Exercise objective: Find every line in the data below that contains the string "column" and copy each of those lines in full.
------
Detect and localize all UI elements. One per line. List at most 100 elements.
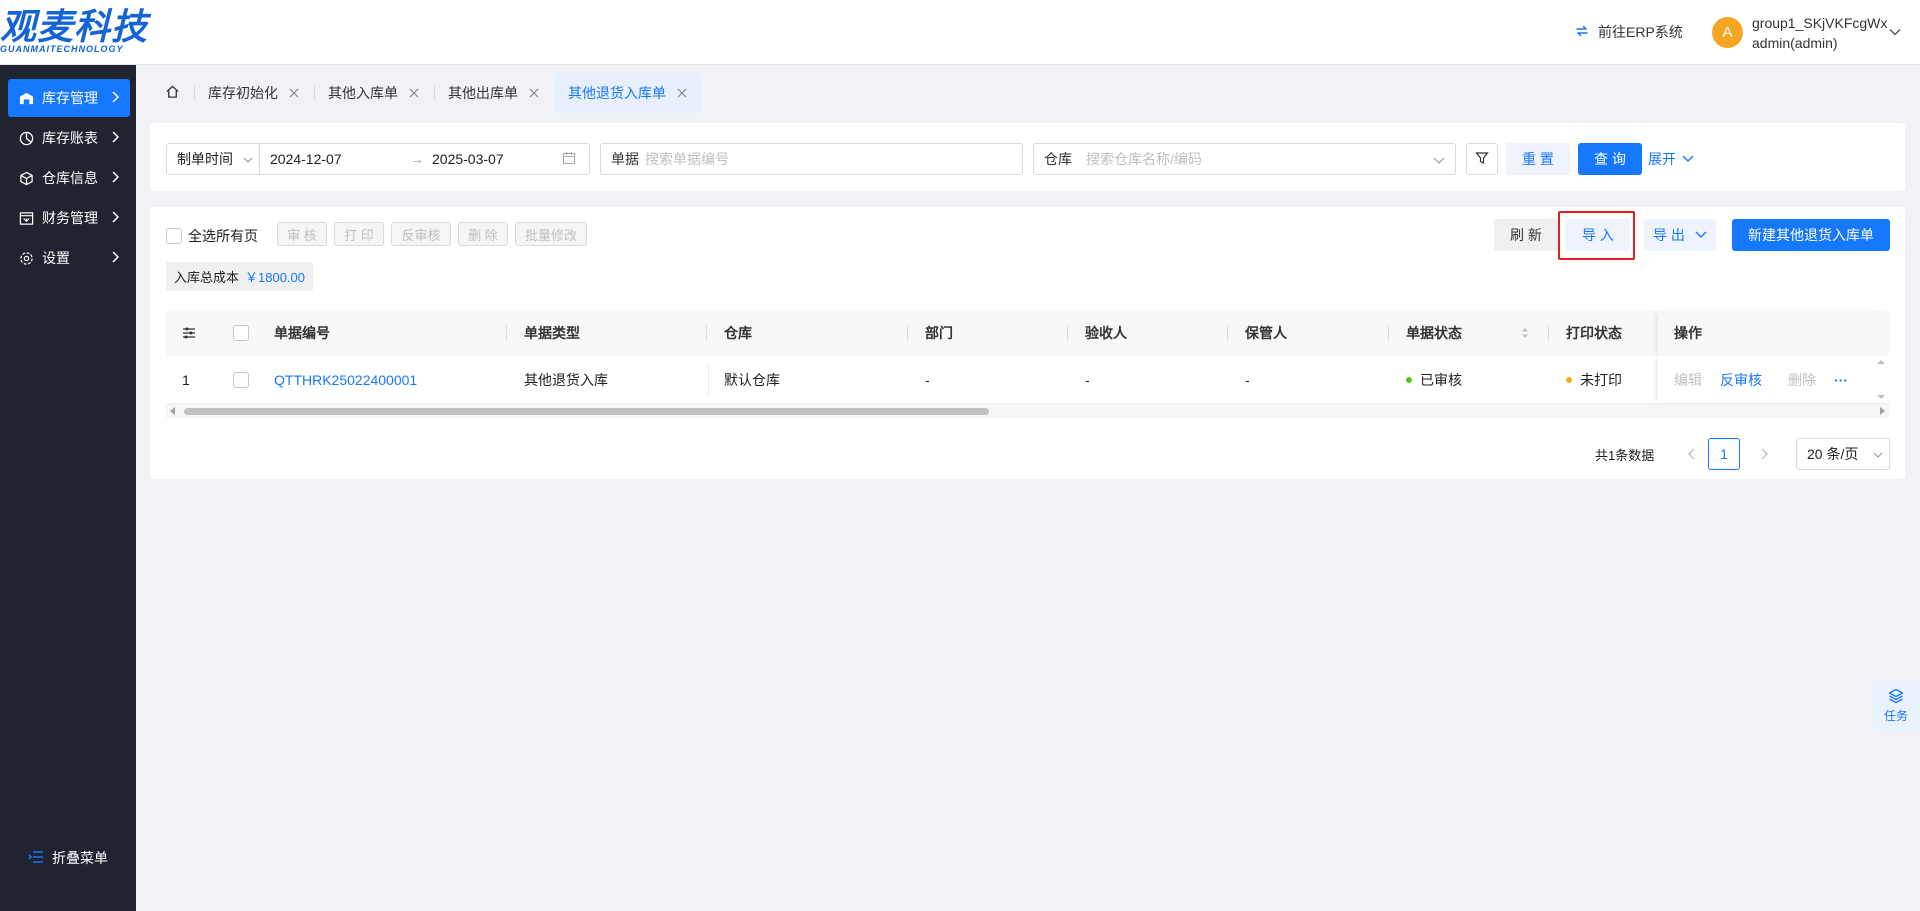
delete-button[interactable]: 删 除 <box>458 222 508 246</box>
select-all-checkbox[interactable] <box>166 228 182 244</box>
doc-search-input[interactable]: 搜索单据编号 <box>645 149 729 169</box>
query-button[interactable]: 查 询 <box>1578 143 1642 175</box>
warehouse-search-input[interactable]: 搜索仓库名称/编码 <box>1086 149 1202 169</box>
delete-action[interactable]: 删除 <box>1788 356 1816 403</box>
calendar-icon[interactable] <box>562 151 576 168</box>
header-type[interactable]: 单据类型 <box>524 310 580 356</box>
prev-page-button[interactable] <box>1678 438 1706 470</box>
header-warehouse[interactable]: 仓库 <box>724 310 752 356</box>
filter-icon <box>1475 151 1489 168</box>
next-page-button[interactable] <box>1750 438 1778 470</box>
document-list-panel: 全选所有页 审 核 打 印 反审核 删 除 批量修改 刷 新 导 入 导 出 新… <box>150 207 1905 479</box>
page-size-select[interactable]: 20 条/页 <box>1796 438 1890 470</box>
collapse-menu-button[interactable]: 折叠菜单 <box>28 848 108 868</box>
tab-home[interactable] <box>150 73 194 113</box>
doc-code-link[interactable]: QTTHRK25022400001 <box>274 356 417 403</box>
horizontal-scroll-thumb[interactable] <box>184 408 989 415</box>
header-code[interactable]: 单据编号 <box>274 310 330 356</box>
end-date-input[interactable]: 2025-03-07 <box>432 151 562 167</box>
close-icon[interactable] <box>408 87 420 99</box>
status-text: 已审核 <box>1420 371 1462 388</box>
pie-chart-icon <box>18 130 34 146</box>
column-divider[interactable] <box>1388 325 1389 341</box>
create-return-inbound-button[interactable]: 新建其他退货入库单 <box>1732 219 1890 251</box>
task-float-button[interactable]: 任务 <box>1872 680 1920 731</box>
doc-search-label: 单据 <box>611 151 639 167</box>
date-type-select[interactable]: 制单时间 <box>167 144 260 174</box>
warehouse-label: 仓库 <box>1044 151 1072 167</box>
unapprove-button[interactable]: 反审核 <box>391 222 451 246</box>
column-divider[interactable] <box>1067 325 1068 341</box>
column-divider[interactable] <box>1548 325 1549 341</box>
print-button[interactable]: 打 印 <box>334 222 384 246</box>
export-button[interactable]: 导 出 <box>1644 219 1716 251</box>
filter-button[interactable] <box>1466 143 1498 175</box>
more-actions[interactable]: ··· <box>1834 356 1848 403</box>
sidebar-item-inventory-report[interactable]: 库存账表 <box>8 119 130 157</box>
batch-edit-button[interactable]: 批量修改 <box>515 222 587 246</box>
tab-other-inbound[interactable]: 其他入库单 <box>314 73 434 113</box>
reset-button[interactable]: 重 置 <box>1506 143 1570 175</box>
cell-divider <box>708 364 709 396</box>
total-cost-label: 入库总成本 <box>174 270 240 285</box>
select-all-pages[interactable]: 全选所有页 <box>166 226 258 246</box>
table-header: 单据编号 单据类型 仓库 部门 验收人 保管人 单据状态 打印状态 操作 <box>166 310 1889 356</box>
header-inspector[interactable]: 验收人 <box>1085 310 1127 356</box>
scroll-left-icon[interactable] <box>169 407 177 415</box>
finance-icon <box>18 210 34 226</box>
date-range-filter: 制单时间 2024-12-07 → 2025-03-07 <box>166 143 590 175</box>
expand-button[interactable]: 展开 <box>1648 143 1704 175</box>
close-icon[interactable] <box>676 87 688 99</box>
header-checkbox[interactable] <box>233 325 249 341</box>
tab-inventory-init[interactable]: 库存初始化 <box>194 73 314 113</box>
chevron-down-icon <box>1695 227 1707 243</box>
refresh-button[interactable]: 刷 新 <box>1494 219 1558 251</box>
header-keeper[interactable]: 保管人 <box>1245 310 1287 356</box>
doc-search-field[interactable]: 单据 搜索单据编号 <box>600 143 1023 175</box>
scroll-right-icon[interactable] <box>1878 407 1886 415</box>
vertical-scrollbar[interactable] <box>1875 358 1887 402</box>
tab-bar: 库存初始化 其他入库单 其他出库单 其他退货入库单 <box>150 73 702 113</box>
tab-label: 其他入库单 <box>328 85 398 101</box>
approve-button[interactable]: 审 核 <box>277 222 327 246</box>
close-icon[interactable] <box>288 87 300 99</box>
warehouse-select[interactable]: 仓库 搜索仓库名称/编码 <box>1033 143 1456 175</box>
------
Task response:
column-divider[interactable] <box>1388 325 1389 341</box>
column-divider[interactable] <box>1067 325 1068 341</box>
column-divider[interactable] <box>1548 325 1549 341</box>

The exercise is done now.